Exercise directions: Please continue the text on fluoropolymer and polyurethane coatings for bronze, starting after its last sentence.

Excerpted text:
┄┄┄┄┄┄┄┄┄┄

Herein is reported the investigation of fluoropolymer and polyurethane protective coatings for bronze. The characterization of these coatings was made by using different analytical techniques. For structural determination, infrared (IR) and Raman vibrational spectroscopies were applied. Surface characteristics were determined by scanning electron microscopy (SEM), atomic force microscopy (AFM) and contact angle measurements. Protective efficiency was analyzed using electrochemical techniques like potentiodynamic polarization and electrochemical impedance spectroscopy. As more advanced analytical techniques, there were applied ex situ IR reflection-absorption (IR RA) and in situ Raman spectroelectrochemistry. The analyzed coating is in both spectroelectrochemical techniques gradually chronocoulometrically charged at more and more positive anodic potentials to follow the eventual degradation processes that are analyzed spectroscopically after each charging. IR RA spectra are measured in near grazing incidence angle assembly using an angle of 80° and P polarized IR radiation. In such spectra longithudinal optical (LO) modes appear that are commonly shifted towards higher wavenumbers compared to usual transversal optical (TO) modes from absorbance IR spectra. The disadvantage is the contact of electrochemically treated protective coating with atmosphere. This circumstance is overcome in in situ Raman spectroelectrochemical technique. The coating on bronze is mounted in a custom-made Tephlon in situ three-electrode cell. The counter electrode is platinum grid and the reference electrode Ag/AgCl. All electrochemical experiments are performed in 0.5 M sodium chloride.

┄┄┄┄┄┄┄┄┄┄

Material provided:
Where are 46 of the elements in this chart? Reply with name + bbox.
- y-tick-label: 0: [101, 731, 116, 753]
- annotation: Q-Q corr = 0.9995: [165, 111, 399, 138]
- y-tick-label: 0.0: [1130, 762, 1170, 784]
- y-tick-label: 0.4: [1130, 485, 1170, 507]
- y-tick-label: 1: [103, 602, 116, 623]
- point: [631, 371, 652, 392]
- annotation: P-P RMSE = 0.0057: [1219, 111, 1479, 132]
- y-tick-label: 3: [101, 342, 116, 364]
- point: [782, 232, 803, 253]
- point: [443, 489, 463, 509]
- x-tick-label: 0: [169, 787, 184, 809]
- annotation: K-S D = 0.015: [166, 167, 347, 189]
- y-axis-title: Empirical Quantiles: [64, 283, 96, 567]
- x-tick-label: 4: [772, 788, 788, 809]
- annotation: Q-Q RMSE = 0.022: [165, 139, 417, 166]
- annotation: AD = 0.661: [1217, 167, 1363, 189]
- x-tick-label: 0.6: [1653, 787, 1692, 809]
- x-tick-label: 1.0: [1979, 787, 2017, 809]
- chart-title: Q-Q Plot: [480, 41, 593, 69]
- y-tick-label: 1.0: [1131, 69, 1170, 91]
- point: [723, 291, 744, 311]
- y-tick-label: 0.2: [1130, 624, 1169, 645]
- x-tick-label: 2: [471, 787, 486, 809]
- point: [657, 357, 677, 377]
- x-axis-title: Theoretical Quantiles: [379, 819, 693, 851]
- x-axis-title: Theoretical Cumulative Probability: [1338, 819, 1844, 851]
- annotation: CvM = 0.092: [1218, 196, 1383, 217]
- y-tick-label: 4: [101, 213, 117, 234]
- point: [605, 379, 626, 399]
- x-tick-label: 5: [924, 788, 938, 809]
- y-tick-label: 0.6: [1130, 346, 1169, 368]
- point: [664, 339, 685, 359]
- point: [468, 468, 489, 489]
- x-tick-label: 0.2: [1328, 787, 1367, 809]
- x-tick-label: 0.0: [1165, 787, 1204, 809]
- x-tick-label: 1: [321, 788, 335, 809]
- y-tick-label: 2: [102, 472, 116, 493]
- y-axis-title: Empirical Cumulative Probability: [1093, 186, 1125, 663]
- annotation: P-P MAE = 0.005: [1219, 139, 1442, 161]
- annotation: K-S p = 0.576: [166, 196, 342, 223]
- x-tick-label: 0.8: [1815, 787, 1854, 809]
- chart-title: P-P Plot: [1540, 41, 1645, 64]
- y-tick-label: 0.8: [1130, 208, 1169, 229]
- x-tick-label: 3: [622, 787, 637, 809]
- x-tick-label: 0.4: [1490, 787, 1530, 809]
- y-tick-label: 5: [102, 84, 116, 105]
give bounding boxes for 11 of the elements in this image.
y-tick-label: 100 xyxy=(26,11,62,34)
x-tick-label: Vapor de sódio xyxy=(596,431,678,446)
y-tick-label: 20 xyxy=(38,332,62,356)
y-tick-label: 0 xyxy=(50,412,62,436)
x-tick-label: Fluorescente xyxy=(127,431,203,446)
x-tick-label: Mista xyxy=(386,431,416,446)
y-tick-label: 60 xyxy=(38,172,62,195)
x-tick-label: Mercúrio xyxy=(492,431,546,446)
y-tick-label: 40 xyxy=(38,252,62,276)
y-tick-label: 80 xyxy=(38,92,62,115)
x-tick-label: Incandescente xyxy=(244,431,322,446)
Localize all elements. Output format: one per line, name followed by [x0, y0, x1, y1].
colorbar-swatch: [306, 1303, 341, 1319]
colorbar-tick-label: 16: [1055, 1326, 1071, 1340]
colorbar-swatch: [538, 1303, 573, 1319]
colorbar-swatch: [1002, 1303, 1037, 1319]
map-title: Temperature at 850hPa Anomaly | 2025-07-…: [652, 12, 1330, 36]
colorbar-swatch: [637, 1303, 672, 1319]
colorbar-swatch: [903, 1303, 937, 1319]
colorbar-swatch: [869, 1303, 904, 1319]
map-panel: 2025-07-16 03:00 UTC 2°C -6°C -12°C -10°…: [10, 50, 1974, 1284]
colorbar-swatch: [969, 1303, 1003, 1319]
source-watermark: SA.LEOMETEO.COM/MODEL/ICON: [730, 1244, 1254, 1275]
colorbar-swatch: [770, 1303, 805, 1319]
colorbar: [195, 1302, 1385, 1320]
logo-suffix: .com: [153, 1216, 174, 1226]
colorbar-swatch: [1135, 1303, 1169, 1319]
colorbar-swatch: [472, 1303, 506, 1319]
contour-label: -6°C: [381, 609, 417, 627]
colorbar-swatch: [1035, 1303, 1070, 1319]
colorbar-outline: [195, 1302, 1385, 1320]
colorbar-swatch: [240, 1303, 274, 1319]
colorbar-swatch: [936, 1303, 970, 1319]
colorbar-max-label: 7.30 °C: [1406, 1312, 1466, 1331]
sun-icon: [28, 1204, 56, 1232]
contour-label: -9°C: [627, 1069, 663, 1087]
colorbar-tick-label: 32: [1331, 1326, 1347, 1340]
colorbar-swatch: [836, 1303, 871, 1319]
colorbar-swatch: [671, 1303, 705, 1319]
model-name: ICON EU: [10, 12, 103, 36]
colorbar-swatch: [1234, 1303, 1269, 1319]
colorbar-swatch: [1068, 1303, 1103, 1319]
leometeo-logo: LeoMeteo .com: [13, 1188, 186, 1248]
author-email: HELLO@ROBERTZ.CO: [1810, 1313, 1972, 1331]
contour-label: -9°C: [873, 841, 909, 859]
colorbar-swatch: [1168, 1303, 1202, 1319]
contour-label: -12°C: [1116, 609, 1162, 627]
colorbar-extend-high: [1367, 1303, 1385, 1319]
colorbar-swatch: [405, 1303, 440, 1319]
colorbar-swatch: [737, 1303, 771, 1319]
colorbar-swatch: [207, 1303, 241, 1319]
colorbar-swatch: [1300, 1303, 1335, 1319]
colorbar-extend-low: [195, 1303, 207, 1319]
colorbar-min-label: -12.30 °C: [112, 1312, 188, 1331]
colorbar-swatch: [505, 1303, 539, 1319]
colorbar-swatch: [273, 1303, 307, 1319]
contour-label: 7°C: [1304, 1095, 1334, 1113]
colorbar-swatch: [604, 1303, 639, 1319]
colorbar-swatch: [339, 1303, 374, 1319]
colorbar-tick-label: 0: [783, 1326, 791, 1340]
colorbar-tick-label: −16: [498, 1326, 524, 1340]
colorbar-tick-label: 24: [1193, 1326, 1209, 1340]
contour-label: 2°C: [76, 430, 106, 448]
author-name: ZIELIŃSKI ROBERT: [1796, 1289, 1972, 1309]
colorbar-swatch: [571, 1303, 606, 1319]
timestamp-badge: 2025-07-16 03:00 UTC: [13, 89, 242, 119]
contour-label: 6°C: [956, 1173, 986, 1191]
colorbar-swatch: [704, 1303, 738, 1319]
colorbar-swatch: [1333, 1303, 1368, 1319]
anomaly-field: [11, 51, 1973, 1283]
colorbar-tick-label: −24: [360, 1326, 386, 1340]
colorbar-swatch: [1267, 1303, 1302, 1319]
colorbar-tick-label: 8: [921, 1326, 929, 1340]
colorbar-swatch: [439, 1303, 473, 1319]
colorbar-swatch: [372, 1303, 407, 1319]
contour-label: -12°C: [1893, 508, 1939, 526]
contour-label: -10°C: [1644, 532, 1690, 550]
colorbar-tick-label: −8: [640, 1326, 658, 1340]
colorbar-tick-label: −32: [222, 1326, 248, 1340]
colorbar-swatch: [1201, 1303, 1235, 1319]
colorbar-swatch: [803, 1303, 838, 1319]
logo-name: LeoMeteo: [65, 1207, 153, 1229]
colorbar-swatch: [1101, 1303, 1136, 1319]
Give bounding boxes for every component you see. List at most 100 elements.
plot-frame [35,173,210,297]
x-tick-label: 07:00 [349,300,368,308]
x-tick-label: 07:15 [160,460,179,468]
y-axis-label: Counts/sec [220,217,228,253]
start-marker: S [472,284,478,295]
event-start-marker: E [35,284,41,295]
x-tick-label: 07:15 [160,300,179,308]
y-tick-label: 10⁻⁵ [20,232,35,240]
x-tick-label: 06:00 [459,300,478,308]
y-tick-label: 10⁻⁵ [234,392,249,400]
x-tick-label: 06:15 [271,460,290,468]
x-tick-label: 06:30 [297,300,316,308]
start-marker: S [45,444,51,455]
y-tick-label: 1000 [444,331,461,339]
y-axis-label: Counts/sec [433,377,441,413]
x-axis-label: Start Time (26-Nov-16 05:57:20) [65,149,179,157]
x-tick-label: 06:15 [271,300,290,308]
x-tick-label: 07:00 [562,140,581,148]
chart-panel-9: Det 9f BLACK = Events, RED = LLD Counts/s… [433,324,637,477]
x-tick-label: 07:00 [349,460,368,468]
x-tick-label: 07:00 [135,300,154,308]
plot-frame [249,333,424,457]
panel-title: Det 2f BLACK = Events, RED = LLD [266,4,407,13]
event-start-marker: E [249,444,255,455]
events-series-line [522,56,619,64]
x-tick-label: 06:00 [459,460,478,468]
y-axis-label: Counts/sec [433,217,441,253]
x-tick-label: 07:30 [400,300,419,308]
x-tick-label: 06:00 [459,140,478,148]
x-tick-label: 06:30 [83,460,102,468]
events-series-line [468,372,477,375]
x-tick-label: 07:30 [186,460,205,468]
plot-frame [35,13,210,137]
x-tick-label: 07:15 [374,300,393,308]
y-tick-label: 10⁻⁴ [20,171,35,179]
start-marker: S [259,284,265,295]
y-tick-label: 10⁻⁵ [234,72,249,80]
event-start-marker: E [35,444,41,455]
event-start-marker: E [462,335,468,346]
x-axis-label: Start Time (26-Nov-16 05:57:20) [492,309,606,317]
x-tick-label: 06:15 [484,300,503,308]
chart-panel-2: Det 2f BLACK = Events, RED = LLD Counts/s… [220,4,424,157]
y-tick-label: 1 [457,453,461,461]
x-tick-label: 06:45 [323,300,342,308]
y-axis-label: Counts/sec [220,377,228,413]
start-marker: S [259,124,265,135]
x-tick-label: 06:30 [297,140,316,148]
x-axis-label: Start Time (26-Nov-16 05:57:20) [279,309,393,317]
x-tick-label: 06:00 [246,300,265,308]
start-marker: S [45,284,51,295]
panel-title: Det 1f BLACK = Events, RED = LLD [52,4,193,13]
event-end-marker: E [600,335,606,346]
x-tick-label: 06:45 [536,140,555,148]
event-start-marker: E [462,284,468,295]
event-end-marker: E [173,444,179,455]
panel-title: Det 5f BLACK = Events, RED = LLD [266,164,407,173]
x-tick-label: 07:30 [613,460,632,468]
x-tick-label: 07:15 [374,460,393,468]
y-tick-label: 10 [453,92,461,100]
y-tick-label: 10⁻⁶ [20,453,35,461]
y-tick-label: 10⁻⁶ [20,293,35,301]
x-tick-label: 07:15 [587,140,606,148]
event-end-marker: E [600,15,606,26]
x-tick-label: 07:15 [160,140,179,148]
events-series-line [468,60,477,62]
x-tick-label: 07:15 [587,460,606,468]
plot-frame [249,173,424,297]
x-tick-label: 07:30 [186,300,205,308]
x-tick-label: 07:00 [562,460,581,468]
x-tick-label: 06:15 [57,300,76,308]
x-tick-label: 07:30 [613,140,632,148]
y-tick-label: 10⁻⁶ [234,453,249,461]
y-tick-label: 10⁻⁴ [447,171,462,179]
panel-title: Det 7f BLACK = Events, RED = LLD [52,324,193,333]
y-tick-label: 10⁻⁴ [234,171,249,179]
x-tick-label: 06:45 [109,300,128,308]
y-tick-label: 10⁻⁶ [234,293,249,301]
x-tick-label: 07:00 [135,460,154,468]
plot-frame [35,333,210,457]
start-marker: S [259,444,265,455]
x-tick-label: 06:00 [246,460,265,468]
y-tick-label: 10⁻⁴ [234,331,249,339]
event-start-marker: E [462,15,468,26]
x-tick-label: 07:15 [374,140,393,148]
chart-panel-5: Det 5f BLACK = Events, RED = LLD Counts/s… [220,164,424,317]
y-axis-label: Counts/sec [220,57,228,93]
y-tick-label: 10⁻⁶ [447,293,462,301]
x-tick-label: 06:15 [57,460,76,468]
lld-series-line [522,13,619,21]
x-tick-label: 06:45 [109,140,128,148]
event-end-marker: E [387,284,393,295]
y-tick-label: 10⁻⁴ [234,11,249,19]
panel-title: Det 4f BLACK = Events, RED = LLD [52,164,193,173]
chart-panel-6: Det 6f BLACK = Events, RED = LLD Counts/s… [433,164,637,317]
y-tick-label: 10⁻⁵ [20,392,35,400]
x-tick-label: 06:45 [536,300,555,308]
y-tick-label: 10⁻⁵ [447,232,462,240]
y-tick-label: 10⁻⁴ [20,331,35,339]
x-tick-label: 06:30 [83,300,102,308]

┄┄┄┄┄┄┄┄┄┄

Answer to the exercise:
Fluoropolymer coatings are prepared from resins on the basis of fluoroethylene/vinyl ether (FEVE) alternating copolymers (Asahi Glass Company, Japan). The building unit of FEVE compounds is -CF2-CFX-. Solvent- and water- born formulations are made from appropriate resins, by applying corresponding poly(isocyanate) hardener, defoamer, light stabilizers, surfactants and co-solvents. Results confirm that the higher contact angles for water are achieved for solvent-born coatings (> 100°) than for water-born coatings (< 80°). Potentiodynamic polarization measurements are in accordance with these values, suggesting higher protective effectivity of solvent-born coatings. The use of water-born coatings for outside long-term protection of bronze is questionable, since the ex situ IR RA measurements showed that after treatment at high anodic potential the coating becomes much thinner. Consequently, the band at 565 cm-1 appeared in the IR RA spectrum and can be assigned to Cu2O of the bronze substrate. Similarly, also the in situ Raman spectra showed that after application of long anodic chronocoulometric pulse the coating burned and detached from the bronze substrate. Solvent-born coatings reveal more stable behavior through in situ Raman spectroelectrochemical measurements.
Solvent-born polyurethane protective coatings show hydrophobic properties and the contact angle of 110°. Relatively good protective properties are confirmed through potentiodynamic polarization curves, impedance spectroscopy and ex situ IR RA measurements. The latter technique shows quite stable response during forced degradation at high anodic potentials.
The activity is carried out within the framework of the NANORESTART project which has received funding from the European Union's Horizon 2020 research and innovation programme under grant agreement No 646063.
References:
[1] G. Bierwagen, T.J. Shedlosky, K. Stanek, Prog. Org. Coat. 48 (2003) 289-296.
[2] G. Brunoro, A. Frignani, A. Colledan, C. Chiavari, Corros. Sci. 45 (2003) 2219-2231.
[3] N.A. Swartz, T.L. Clare, Electrochim. Acta 62 (2012) 199-206
[4] T.J. Shedlosky, A. Huovinen, D. Webster, G. Bierwagen, Proceedings of Metal 2004, National museum of Australia Canberra ACT, pp. 400-412.
[5] E. Bescher, J.D. Mackenzie, J. Sol-Gel Sci. Technol. 26 (2003) 1223-1226.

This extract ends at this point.